[Extracted data entries]
◇ ◇ ◇ ◇ ◇

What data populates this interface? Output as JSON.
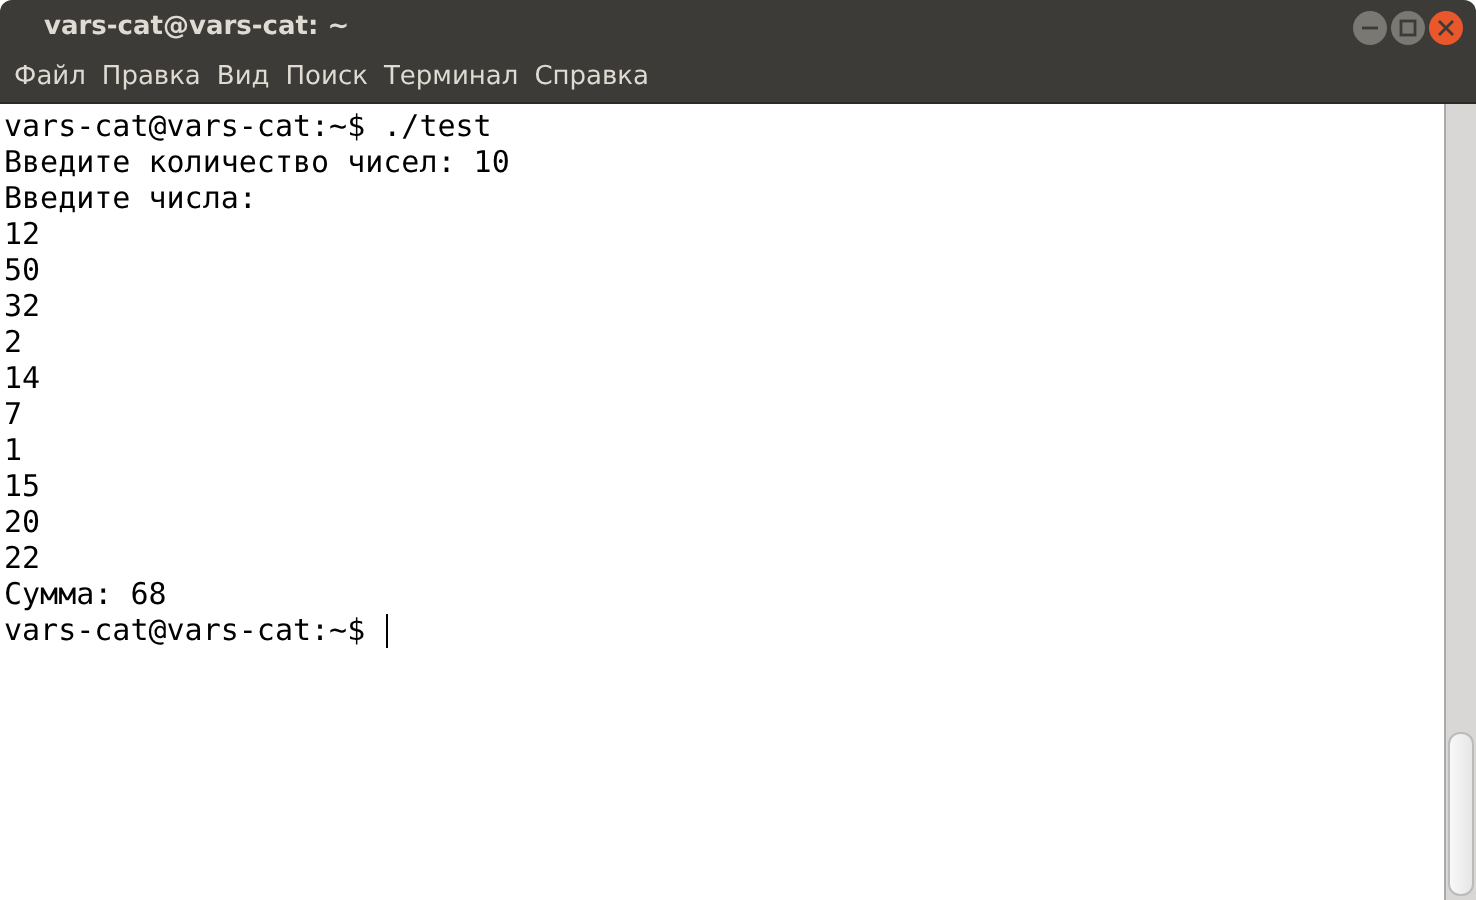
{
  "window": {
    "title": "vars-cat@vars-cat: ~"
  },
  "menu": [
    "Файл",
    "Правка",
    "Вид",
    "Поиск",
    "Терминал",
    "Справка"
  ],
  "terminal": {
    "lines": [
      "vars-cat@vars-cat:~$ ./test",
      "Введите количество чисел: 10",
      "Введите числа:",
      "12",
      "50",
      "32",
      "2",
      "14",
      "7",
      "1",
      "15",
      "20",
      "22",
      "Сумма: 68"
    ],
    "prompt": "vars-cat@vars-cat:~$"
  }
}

◇ ◇ ◇ ◇ ◇

**STATED PROBLEM**. Pictures are not part of the copy; output everything else in the records exactly.

**THE SOLUTION**.
What data populates this interface? Output as JSON.
{
  "window": {
    "title": "vars-cat@vars-cat: ~"
  },
  "menu": [
    "Файл",
    "Правка",
    "Вид",
    "Поиск",
    "Терминал",
    "Справка"
  ],
  "terminal": {
    "lines": [
      "vars-cat@vars-cat:~$ ./test",
      "Введите количество чисел: 10",
      "Введите числа:",
      "12",
      "50",
      "32",
      "2",
      "14",
      "7",
      "1",
      "15",
      "20",
      "22",
      "Сумма: 68"
    ],
    "prompt": "vars-cat@vars-cat:~$"
  }
}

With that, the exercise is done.